GIVEN PROBLEM :: Scan the lines below for the string "отбору" and report how many lines contain it, giving only the number.

RECORDS ::

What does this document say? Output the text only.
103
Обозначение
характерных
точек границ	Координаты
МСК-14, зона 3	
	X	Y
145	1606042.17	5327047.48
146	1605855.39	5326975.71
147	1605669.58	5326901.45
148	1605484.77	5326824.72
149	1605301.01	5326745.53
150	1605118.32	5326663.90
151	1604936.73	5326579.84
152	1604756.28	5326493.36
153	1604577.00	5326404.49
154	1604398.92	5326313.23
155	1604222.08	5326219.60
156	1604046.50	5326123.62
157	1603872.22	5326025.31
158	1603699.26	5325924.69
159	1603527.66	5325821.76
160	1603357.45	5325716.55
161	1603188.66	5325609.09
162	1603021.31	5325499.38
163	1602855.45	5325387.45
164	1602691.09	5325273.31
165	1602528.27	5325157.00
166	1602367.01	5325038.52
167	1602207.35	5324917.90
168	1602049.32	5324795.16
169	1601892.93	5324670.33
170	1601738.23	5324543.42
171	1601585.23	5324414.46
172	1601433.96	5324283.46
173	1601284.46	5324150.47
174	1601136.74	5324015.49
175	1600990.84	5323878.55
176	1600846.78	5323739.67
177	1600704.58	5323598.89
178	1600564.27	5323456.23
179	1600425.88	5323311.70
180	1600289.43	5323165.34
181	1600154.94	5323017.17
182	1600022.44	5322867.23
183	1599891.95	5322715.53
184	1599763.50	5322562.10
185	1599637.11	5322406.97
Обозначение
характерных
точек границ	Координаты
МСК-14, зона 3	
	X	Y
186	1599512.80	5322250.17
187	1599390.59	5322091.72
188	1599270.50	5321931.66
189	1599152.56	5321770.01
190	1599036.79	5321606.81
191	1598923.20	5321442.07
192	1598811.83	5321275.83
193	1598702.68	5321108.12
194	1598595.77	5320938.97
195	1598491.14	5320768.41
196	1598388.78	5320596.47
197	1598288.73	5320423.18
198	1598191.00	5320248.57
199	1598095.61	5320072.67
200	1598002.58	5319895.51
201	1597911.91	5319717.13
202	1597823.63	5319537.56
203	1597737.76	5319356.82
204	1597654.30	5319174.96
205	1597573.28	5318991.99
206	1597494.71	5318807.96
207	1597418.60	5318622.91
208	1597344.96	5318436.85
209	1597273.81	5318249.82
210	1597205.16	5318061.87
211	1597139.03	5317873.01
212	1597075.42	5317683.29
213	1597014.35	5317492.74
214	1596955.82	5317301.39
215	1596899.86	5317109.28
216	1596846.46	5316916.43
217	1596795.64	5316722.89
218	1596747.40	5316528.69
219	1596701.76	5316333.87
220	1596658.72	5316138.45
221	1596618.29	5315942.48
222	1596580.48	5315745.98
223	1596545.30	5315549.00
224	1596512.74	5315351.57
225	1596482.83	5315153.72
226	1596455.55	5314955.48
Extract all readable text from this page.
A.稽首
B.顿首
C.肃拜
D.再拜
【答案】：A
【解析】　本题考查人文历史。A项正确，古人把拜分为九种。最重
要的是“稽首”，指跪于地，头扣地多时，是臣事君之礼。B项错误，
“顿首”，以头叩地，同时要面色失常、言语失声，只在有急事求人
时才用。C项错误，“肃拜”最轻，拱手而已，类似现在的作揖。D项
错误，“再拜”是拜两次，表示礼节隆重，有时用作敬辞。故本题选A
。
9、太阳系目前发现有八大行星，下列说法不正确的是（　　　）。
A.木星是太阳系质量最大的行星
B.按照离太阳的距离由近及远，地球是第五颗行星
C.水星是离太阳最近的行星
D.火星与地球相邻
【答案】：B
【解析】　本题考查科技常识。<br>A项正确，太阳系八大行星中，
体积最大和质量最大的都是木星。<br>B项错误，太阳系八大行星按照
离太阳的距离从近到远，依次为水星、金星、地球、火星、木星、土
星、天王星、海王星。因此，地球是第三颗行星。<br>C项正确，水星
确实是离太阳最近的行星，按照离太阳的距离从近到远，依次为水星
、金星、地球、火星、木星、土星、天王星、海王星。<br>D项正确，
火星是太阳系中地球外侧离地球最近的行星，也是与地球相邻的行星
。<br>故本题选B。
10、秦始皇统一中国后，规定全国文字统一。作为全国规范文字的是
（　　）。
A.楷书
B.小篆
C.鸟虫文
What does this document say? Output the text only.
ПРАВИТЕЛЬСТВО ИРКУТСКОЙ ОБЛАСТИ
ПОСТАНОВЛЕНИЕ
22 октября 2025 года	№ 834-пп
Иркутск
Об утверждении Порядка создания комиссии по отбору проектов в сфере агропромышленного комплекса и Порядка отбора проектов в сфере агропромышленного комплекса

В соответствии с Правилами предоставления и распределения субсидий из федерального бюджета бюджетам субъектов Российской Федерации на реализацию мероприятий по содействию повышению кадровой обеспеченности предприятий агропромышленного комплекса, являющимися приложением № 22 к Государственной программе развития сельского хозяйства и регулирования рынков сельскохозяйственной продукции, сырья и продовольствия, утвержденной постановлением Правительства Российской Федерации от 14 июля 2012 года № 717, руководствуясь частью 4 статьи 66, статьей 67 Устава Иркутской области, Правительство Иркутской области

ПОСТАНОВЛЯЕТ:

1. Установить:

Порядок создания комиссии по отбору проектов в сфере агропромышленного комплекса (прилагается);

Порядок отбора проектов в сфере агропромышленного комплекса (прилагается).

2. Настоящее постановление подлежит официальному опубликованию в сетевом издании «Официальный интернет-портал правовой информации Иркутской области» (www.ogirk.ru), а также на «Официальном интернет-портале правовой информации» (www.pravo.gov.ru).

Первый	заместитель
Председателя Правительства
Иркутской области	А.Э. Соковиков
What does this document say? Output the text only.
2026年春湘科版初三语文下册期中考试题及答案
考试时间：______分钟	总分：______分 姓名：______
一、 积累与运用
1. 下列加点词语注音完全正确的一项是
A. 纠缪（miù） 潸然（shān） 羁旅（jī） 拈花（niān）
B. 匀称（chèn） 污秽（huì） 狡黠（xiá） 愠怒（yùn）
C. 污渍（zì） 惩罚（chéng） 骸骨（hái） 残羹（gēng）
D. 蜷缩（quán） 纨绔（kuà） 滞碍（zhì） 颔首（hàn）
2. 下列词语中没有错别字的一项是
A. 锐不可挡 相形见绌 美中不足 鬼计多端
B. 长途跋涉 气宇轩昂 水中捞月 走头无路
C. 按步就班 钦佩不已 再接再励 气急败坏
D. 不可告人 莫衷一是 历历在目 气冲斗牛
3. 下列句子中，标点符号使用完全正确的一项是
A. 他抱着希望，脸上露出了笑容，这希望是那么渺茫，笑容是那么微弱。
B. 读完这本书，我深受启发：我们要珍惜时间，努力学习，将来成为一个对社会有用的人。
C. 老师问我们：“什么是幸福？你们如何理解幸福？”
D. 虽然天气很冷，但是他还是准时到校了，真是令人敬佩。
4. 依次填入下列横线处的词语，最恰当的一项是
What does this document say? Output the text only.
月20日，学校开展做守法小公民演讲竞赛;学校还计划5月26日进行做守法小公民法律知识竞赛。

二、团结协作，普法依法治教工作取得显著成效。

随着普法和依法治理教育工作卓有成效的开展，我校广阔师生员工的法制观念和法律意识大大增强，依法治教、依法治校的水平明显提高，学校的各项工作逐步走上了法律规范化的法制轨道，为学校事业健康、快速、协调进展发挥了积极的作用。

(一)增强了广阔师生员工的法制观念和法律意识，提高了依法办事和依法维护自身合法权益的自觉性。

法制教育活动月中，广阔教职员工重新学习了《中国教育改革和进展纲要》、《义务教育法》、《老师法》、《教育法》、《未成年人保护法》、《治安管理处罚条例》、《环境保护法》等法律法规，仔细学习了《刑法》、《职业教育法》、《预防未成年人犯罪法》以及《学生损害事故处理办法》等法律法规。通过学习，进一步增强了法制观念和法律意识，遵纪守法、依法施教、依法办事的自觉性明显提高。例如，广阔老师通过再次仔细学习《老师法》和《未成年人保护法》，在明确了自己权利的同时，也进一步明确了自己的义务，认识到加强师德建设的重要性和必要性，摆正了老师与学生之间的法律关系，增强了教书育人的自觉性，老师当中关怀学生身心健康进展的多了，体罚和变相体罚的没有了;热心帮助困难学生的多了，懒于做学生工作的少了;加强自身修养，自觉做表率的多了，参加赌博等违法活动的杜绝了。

RESPONSE TO THIS EXERCISE :: 2